__Exercise goal__. From the entries that follow, extract each line holding the string "comment".

__Input__.
****************************************

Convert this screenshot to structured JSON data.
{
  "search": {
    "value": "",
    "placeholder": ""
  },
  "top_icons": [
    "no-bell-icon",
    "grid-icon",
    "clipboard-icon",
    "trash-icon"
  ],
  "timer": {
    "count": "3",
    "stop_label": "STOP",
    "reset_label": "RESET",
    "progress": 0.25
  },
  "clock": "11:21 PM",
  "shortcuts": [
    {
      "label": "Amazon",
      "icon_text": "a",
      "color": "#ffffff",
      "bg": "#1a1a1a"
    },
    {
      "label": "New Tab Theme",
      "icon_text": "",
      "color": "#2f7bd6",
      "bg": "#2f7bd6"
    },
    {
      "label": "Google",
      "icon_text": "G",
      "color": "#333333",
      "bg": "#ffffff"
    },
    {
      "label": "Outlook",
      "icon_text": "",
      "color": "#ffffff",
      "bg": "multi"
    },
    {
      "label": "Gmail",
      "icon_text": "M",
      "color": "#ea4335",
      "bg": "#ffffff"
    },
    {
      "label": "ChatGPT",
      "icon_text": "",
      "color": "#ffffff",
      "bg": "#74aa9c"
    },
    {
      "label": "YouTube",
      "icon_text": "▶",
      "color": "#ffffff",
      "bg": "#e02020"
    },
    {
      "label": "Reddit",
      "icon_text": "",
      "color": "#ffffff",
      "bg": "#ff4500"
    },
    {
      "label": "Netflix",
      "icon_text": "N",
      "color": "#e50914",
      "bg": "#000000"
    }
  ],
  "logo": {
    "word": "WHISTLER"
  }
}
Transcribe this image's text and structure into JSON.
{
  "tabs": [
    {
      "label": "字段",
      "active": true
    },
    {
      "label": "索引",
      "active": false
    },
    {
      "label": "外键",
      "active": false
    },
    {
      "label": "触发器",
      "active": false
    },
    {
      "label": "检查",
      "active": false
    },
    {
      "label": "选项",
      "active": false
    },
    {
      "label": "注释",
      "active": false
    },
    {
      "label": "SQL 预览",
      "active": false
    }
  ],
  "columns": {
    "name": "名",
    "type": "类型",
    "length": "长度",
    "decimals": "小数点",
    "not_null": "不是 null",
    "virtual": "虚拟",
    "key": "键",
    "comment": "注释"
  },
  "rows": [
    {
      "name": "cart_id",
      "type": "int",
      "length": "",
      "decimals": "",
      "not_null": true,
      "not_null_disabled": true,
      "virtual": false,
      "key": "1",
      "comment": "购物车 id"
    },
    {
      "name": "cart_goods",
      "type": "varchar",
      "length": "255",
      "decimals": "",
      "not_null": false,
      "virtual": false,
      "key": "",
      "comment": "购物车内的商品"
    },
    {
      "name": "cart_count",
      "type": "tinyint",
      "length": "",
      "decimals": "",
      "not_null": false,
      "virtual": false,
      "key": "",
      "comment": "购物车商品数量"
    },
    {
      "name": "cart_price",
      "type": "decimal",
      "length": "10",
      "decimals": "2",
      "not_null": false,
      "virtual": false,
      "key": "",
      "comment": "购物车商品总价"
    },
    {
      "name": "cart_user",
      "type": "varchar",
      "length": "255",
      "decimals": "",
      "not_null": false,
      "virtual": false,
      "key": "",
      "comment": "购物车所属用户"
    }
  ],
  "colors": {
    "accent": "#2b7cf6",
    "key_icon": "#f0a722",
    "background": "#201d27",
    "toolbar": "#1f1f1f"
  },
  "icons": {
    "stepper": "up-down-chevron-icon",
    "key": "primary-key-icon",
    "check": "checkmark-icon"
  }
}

****************************************

__Right answer__.
    "comment": "注释"
      "comment": "购物车 id"
      "comment": "购物车内的商品"
      "comment": "购物车商品数量"
      "comment": "购物车商品总价"
      "comment": "购物车所属用户"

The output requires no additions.